Exercise requirements = Copy the items below verbatim, from the line with "548, 231, 552]" to the line with "557, 204, 560]", including both of those lines.

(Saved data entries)
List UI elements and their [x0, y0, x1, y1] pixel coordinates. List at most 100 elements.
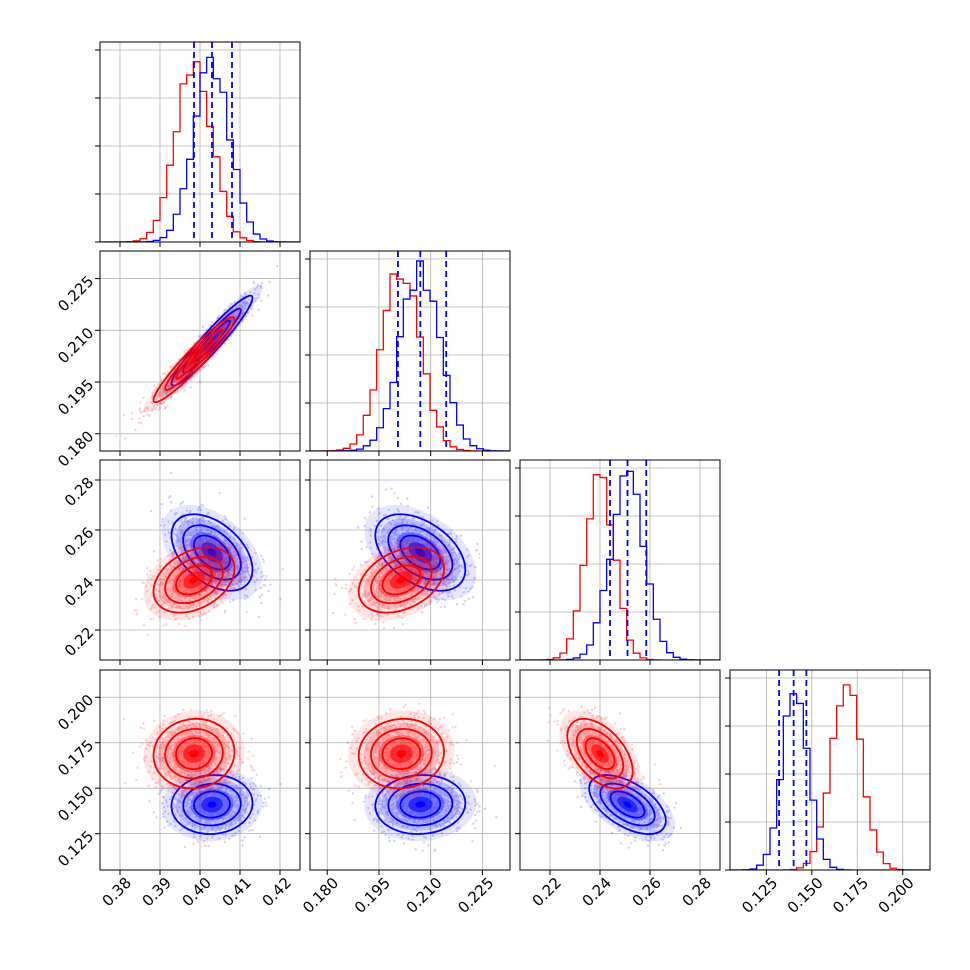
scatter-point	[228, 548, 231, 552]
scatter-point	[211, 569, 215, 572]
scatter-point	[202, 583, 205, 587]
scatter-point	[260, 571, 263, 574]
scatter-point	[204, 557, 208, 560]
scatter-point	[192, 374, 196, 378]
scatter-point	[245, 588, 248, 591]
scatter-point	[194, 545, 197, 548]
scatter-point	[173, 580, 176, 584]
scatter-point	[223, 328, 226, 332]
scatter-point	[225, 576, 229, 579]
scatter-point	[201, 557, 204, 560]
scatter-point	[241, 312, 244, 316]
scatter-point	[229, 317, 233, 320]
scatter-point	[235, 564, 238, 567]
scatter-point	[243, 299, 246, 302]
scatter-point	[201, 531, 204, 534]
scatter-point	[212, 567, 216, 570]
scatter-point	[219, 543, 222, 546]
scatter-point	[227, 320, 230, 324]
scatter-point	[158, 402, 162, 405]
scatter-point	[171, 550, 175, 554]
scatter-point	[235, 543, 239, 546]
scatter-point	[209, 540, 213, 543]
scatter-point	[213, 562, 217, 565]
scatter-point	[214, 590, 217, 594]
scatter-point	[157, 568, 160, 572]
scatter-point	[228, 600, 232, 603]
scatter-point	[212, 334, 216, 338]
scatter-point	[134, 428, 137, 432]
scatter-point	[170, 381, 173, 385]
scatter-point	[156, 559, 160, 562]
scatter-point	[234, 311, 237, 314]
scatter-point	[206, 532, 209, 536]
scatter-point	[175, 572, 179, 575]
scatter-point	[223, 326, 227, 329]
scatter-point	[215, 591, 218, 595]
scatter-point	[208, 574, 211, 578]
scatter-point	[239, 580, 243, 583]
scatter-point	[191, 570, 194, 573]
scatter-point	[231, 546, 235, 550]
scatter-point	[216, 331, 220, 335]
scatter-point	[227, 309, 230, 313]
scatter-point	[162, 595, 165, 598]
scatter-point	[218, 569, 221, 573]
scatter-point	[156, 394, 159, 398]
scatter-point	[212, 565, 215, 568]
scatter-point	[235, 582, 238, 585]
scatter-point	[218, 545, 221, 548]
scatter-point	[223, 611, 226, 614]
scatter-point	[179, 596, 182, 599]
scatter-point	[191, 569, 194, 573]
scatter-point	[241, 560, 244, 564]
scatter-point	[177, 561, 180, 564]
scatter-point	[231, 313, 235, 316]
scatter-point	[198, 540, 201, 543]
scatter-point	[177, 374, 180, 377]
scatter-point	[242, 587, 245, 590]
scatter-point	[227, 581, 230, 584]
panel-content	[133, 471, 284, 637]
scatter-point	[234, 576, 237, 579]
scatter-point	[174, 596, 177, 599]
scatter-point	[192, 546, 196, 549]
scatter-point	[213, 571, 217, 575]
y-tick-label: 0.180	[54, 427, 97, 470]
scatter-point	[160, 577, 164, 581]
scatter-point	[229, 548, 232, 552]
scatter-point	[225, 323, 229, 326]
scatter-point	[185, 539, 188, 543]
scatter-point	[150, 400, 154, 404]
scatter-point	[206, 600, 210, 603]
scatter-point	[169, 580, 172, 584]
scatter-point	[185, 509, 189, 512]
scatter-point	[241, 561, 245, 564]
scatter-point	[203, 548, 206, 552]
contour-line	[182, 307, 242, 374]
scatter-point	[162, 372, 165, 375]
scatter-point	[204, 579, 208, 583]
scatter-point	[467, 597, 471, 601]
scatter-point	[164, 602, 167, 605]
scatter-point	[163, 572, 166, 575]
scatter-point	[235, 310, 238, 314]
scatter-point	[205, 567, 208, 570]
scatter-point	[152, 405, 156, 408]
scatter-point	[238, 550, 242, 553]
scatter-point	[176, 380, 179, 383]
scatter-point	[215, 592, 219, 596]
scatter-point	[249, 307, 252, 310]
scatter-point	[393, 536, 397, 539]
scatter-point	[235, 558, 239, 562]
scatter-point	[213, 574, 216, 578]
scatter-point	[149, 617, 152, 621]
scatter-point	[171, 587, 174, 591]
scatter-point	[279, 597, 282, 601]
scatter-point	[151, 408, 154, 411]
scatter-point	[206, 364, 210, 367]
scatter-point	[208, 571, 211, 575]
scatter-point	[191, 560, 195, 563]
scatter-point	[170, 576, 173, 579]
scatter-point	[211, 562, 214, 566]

Task answer =
scatter-point	[228, 548, 231, 552]
scatter-point	[211, 569, 215, 572]
scatter-point	[202, 583, 205, 587]
scatter-point	[260, 571, 263, 574]
scatter-point	[204, 557, 208, 560]
scatter-point	[192, 374, 196, 378]
scatter-point	[245, 588, 248, 591]
scatter-point	[194, 545, 197, 548]
scatter-point	[173, 580, 176, 584]
scatter-point	[223, 328, 226, 332]
scatter-point	[225, 576, 229, 579]
scatter-point	[201, 557, 204, 560]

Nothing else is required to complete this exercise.